* BEGIN Material for this exercise *

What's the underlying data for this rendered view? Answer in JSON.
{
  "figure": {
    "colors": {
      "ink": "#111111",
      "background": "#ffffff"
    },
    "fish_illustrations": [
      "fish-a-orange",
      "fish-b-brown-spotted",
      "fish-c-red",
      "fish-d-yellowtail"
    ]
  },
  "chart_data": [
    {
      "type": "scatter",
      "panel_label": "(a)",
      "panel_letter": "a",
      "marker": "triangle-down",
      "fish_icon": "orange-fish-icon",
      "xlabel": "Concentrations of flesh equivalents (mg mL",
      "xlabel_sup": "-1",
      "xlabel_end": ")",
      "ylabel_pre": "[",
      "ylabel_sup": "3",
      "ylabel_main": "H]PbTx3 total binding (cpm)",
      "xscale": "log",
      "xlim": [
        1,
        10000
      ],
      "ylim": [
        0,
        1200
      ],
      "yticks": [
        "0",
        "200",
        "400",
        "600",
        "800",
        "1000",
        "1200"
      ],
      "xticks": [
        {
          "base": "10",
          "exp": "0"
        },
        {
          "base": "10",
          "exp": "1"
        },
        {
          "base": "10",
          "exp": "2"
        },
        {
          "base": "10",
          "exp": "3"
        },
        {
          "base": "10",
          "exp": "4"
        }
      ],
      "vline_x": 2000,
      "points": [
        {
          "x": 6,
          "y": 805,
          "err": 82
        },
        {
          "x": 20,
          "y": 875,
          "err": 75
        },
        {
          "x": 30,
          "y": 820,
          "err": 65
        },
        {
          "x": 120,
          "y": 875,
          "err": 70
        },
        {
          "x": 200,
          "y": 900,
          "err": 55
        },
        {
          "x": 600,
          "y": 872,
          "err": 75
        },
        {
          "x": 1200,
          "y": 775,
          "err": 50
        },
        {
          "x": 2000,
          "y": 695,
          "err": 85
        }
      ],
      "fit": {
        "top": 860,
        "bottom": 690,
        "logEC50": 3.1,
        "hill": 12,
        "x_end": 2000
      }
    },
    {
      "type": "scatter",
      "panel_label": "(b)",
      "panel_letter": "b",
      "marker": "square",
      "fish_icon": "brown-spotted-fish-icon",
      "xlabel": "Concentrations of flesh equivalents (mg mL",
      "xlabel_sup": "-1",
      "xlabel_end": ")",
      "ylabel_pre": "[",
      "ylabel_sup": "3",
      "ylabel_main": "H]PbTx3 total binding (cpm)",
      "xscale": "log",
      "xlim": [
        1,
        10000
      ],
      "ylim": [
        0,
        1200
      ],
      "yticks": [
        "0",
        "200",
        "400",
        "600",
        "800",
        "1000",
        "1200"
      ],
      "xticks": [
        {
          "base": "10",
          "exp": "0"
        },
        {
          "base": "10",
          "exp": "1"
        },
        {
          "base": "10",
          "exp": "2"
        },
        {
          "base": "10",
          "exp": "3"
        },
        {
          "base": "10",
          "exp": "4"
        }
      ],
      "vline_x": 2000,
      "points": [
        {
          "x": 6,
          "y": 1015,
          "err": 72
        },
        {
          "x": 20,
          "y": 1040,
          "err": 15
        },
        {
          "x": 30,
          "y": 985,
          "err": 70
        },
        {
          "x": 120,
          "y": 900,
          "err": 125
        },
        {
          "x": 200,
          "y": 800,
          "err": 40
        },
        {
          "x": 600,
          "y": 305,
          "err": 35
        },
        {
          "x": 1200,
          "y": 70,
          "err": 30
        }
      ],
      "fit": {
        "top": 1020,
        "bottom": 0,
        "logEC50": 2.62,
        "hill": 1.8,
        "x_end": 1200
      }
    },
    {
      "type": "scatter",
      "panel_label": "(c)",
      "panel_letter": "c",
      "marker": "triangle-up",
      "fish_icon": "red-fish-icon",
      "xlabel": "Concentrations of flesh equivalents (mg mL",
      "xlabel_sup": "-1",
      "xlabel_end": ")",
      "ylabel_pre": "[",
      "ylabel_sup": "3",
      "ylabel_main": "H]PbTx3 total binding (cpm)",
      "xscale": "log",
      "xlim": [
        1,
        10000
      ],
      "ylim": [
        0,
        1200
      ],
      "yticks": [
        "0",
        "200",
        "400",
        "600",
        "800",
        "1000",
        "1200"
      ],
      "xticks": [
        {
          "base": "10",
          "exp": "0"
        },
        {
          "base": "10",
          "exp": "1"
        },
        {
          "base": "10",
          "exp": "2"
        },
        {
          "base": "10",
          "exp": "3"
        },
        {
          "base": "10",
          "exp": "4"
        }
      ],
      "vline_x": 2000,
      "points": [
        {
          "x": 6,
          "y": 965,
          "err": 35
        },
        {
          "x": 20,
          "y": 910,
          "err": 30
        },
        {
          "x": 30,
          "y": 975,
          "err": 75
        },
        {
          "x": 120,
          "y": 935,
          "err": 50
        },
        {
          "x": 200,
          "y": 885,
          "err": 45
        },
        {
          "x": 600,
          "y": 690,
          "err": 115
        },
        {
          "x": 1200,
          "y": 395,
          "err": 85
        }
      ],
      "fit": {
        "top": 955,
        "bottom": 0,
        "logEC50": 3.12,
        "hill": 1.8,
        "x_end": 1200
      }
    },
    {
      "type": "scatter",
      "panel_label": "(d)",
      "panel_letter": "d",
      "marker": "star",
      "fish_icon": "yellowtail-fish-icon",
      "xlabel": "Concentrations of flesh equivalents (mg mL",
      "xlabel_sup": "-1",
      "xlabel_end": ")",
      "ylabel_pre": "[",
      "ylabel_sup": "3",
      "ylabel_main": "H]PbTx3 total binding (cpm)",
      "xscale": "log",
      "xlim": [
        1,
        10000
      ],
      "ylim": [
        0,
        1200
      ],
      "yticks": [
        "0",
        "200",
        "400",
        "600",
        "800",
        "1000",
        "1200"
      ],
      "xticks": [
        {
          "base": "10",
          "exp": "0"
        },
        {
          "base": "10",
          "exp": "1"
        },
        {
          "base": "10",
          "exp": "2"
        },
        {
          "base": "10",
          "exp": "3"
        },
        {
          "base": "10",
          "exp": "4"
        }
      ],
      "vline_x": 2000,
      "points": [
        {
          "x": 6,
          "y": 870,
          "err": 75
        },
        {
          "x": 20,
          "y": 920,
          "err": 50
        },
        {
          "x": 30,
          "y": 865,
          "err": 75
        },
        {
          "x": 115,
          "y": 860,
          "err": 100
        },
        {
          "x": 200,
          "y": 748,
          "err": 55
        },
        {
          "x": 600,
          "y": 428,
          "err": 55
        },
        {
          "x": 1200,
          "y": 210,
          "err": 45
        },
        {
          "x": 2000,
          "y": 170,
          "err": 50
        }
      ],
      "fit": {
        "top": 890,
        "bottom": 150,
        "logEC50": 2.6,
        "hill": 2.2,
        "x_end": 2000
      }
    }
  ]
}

* END Material for this exercise *

What you are asked to do :: Go back to the listing above and please repeat it exactly.

Solution to this problem ::
What's the underlying data for this rendered view? Answer in JSON.
{
  "figure": {
    "colors": {
      "ink": "#111111",
      "background": "#ffffff"
    },
    "fish_illustrations": [
      "fish-a-orange",
      "fish-b-brown-spotted",
      "fish-c-red",
      "fish-d-yellowtail"
    ]
  },
  "chart_data": [
    {
      "type": "scatter",
      "panel_label": "(a)",
      "panel_letter": "a",
      "marker": "triangle-down",
      "fish_icon": "orange-fish-icon",
      "xlabel": "Concentrations of flesh equivalents (mg mL",
      "xlabel_sup": "-1",
      "xlabel_end": ")",
      "ylabel_pre": "[",
      "ylabel_sup": "3",
      "ylabel_main": "H]PbTx3 total binding (cpm)",
      "xscale": "log",
      "xlim": [
        1,
        10000
      ],
      "ylim": [
        0,
        1200
      ],
      "yticks": [
        "0",
        "200",
        "400",
        "600",
        "800",
        "1000",
        "1200"
      ],
      "xticks": [
        {
          "base": "10",
          "exp": "0"
        },
        {
          "base": "10",
          "exp": "1"
        },
        {
          "base": "10",
          "exp": "2"
        },
        {
          "base": "10",
          "exp": "3"
        },
        {
          "base": "10",
          "exp": "4"
        }
      ],
      "vline_x": 2000,
      "points": [
        {
          "x": 6,
          "y": 805,
          "err": 82
        },
        {
          "x": 20,
          "y": 875,
          "err": 75
        },
        {
          "x": 30,
          "y": 820,
          "err": 65
        },
        {
          "x": 120,
          "y": 875,
          "err": 70
        },
        {
          "x": 200,
          "y": 900,
          "err": 55
        },
        {
          "x": 600,
          "y": 872,
          "err": 75
        },
        {
          "x": 1200,
          "y": 775,
          "err": 50
        },
        {
          "x": 2000,
          "y": 695,
          "err": 85
        }
      ],
      "fit": {
        "top": 860,
        "bottom": 690,
        "logEC50": 3.1,
        "hill": 12,
        "x_end": 2000
      }
    },
    {
      "type": "scatter",
      "panel_label": "(b)",
      "panel_letter": "b",
      "marker": "square",
      "fish_icon": "brown-spotted-fish-icon",
      "xlabel": "Concentrations of flesh equivalents (mg mL",
      "xlabel_sup": "-1",
      "xlabel_end": ")",
      "ylabel_pre": "[",
      "ylabel_sup": "3",
      "ylabel_main": "H]PbTx3 total binding (cpm)",
      "xscale": "log",
      "xlim": [
        1,
        10000
      ],
      "ylim": [
        0,
        1200
      ],
      "yticks": [
        "0",
        "200",
        "400",
        "600",
        "800",
        "1000",
        "1200"
      ],
      "xticks": [
        {
          "base": "10",
          "exp": "0"
        },
        {
          "base": "10",
          "exp": "1"
        },
        {
          "base": "10",
          "exp": "2"
        },
        {
          "base": "10",
          "exp": "3"
        },
        {
          "base": "10",
          "exp": "4"
        }
      ],
      "vline_x": 2000,
      "points": [
        {
          "x": 6,
          "y": 1015,
          "err": 72
        },
        {
          "x": 20,
          "y": 1040,
          "err": 15
        },
        {
          "x": 30,
          "y": 985,
          "err": 70
        },
        {
          "x": 120,
          "y": 900,
          "err": 125
        },
        {
          "x": 200,
          "y": 800,
          "err": 40
        },
        {
          "x": 600,
          "y": 305,
          "err": 35
        },
        {
          "x": 1200,
          "y": 70,
          "err": 30
        }
      ],
      "fit": {
        "top": 1020,
        "bottom": 0,
        "logEC50": 2.62,
        "hill": 1.8,
        "x_end": 1200
      }
    },
    {
      "type": "scatter",
      "panel_label": "(c)",
      "panel_letter": "c",
      "marker": "triangle-up",
      "fish_icon": "red-fish-icon",
      "xlabel": "Concentrations of flesh equivalents (mg mL",
      "xlabel_sup": "-1",
      "xlabel_end": ")",
      "ylabel_pre": "[",
      "ylabel_sup": "3",
      "ylabel_main": "H]PbTx3 total binding (cpm)",
      "xscale": "log",
      "xlim": [
        1,
        10000
      ],
      "ylim": [
        0,
        1200
      ],
      "yticks": [
        "0",
        "200",
        "400",
        "600",
        "800",
        "1000",
        "1200"
      ],
      "xticks": [
        {
          "base": "10",
          "exp": "0"
        },
        {
          "base": "10",
          "exp": "1"
        },
        {
          "base": "10",
          "exp": "2"
        },
        {
          "base": "10",
          "exp": "3"
        },
        {
          "base": "10",
          "exp": "4"
        }
      ],
      "vline_x": 2000,
      "points": [
        {
          "x": 6,
          "y": 965,
          "err": 35
        },
        {
          "x": 20,
          "y": 910,
          "err": 30
        },
        {
          "x": 30,
          "y": 975,
          "err": 75
        },
        {
          "x": 120,
          "y": 935,
          "err": 50
        },
        {
          "x": 200,
          "y": 885,
          "err": 45
        },
        {
          "x": 600,
          "y": 690,
          "err": 115
        },
        {
          "x": 1200,
          "y": 395,
          "err": 85
        }
      ],
      "fit": {
        "top": 955,
        "bottom": 0,
        "logEC50": 3.12,
        "hill": 1.8,
        "x_end": 1200
      }
    },
    {
      "type": "scatter",
      "panel_label": "(d)",
      "panel_letter": "d",
      "marker": "star",
      "fish_icon": "yellowtail-fish-icon",
      "xlabel": "Concentrations of flesh equivalents (mg mL",
      "xlabel_sup": "-1",
      "xlabel_end": ")",
      "ylabel_pre": "[",
      "ylabel_sup": "3",
      "ylabel_main": "H]PbTx3 total binding (cpm)",
      "xscale": "log",
      "xlim": [
        1,
        10000
      ],
      "ylim": [
        0,
        1200
      ],
      "yticks": [
        "0",
        "200",
        "400",
        "600",
        "800",
        "1000",
        "1200"
      ],
      "xticks": [
        {
          "base": "10",
          "exp": "0"
        },
        {
          "base": "10",
          "exp": "1"
        },
        {
          "base": "10",
          "exp": "2"
        },
        {
          "base": "10",
          "exp": "3"
        },
        {
          "base": "10",
          "exp": "4"
        }
      ],
      "vline_x": 2000,
      "points": [
        {
          "x": 6,
          "y": 870,
          "err": 75
        },
        {
          "x": 20,
          "y": 920,
          "err": 50
        },
        {
          "x": 30,
          "y": 865,
          "err": 75
        },
        {
          "x": 115,
          "y": 860,
          "err": 100
        },
        {
          "x": 200,
          "y": 748,
          "err": 55
        },
        {
          "x": 600,
          "y": 428,
          "err": 55
        },
        {
          "x": 1200,
          "y": 210,
          "err": 45
        },
        {
          "x": 2000,
          "y": 170,
          "err": 50
        }
      ],
      "fit": {
        "top": 890,
        "bottom": 150,
        "logEC50": 2.6,
        "hill": 2.2,
        "x_end": 2000
      }
    }
  ]
}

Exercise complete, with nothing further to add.